*Required work:*
Select each line where the word "Give" appears.

[Dataset listings of figures]
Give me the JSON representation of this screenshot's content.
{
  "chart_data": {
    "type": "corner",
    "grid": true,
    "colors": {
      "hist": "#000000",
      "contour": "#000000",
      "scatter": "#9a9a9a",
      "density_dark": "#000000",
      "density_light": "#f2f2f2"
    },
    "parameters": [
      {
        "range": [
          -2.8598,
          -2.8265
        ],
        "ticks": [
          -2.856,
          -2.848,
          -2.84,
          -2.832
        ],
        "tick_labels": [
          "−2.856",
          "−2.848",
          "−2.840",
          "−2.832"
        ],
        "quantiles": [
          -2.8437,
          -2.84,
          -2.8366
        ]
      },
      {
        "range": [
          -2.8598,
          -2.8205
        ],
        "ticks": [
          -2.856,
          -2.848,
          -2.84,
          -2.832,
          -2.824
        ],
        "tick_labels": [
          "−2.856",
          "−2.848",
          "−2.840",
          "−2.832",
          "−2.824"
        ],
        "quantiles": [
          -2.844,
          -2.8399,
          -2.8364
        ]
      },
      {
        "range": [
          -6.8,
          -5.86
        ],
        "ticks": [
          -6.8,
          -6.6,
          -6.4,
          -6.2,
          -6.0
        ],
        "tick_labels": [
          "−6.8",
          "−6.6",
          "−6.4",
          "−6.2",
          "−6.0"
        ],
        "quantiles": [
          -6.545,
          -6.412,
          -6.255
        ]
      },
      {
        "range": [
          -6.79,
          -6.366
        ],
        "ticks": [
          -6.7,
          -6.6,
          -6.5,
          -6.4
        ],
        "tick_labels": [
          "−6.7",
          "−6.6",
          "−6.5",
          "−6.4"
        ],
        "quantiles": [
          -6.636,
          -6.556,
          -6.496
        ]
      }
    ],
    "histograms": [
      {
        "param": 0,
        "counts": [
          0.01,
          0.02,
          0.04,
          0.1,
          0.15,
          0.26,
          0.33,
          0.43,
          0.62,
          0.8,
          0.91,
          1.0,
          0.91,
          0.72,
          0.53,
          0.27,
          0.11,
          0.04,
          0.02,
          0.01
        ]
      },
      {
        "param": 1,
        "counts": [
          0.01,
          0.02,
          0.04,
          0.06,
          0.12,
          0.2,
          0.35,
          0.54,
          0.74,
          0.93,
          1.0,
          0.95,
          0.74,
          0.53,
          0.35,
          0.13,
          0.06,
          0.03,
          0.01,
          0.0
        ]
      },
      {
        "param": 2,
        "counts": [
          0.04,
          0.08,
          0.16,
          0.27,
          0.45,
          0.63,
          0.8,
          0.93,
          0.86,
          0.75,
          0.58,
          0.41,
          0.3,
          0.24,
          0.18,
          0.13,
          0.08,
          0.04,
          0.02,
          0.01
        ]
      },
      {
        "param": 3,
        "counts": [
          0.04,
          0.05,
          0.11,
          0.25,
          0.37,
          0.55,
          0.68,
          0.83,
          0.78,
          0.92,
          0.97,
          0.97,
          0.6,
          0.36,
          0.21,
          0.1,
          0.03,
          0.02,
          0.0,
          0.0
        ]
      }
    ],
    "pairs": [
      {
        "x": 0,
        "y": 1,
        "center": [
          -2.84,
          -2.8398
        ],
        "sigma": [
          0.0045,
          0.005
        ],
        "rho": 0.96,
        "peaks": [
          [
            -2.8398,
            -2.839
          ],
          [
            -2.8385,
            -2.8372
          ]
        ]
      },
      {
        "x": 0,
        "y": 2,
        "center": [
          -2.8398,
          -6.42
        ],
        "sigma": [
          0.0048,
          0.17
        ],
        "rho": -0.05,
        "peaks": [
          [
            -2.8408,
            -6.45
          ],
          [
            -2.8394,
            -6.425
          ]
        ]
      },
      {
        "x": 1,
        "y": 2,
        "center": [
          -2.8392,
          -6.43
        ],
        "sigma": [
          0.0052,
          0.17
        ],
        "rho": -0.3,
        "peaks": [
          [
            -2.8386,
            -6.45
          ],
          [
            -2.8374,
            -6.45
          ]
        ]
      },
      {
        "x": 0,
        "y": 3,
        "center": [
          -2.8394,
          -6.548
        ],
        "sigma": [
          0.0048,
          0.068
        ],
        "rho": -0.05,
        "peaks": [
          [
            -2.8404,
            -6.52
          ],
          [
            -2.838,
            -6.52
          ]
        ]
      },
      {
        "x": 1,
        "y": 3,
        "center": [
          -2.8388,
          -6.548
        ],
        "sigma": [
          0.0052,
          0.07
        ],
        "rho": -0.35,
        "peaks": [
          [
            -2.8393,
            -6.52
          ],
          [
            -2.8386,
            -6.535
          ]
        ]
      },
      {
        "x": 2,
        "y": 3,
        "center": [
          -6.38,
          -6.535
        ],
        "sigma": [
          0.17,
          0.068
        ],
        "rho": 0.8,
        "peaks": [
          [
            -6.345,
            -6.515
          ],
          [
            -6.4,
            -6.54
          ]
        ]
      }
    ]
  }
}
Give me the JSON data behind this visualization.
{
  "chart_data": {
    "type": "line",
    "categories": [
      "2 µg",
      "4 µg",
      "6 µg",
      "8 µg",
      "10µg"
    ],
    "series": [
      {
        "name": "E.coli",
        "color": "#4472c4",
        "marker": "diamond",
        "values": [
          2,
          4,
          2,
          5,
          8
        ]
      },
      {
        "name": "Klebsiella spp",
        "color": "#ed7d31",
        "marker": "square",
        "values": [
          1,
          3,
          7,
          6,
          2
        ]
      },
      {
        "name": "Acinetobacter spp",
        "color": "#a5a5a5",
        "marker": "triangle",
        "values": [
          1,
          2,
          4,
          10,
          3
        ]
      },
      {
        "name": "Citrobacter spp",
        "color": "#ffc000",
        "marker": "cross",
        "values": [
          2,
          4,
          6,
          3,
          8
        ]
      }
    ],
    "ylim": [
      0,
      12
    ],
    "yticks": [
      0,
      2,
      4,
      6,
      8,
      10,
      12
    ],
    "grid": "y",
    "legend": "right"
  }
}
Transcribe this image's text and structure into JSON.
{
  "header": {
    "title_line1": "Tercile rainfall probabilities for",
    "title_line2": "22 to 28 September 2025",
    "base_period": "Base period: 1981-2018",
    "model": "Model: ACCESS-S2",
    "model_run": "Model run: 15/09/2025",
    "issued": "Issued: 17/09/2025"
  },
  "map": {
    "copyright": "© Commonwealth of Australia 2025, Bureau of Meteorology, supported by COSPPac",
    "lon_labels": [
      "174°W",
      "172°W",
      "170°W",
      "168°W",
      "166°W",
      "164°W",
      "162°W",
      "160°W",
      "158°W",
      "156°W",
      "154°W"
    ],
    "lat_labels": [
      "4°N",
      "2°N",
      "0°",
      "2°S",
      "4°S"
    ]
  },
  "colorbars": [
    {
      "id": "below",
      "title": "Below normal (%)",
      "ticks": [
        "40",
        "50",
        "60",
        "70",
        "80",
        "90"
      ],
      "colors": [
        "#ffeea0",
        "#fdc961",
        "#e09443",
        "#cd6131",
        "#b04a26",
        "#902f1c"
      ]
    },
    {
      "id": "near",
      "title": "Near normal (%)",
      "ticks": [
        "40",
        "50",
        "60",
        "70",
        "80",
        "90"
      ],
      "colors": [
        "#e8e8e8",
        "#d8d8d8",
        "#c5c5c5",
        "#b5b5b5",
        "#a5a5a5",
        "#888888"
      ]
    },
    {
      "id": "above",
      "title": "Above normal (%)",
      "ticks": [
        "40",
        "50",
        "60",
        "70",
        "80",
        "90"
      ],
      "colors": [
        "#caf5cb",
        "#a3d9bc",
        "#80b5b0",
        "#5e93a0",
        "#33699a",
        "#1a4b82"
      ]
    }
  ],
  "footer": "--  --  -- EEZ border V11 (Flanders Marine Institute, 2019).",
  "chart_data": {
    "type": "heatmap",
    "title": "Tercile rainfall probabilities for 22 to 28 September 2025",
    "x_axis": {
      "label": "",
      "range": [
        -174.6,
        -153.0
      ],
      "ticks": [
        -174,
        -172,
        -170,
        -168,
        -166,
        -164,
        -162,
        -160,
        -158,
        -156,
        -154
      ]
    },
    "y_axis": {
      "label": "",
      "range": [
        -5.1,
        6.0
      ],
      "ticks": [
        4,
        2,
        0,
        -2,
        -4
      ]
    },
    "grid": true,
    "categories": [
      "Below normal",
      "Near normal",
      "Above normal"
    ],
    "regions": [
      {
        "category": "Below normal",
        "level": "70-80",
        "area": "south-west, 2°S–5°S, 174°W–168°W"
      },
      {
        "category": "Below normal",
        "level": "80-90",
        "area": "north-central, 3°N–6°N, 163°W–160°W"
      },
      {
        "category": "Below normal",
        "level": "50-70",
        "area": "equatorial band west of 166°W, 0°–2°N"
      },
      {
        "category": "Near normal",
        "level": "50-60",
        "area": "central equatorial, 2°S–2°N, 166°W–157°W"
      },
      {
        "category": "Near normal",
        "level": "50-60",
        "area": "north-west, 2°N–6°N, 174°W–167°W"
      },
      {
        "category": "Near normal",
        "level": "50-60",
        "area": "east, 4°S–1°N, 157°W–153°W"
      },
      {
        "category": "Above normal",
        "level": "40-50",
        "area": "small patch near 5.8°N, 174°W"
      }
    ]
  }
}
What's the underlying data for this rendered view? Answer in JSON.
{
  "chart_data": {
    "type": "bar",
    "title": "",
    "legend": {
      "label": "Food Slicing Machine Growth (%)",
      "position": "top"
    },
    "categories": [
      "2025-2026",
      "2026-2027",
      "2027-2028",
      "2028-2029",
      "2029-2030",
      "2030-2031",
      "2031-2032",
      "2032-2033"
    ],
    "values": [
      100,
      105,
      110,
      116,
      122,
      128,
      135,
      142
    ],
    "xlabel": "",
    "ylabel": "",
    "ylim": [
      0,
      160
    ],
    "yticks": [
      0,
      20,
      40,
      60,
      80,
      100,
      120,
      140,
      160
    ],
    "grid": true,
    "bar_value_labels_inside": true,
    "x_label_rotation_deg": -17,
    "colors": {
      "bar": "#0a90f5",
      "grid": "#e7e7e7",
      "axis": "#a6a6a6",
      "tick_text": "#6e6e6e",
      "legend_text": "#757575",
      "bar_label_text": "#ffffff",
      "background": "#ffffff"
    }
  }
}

*Exercise output:*
Give me the JSON representation of this screenshot's content.
Give me the JSON data behind this visualization.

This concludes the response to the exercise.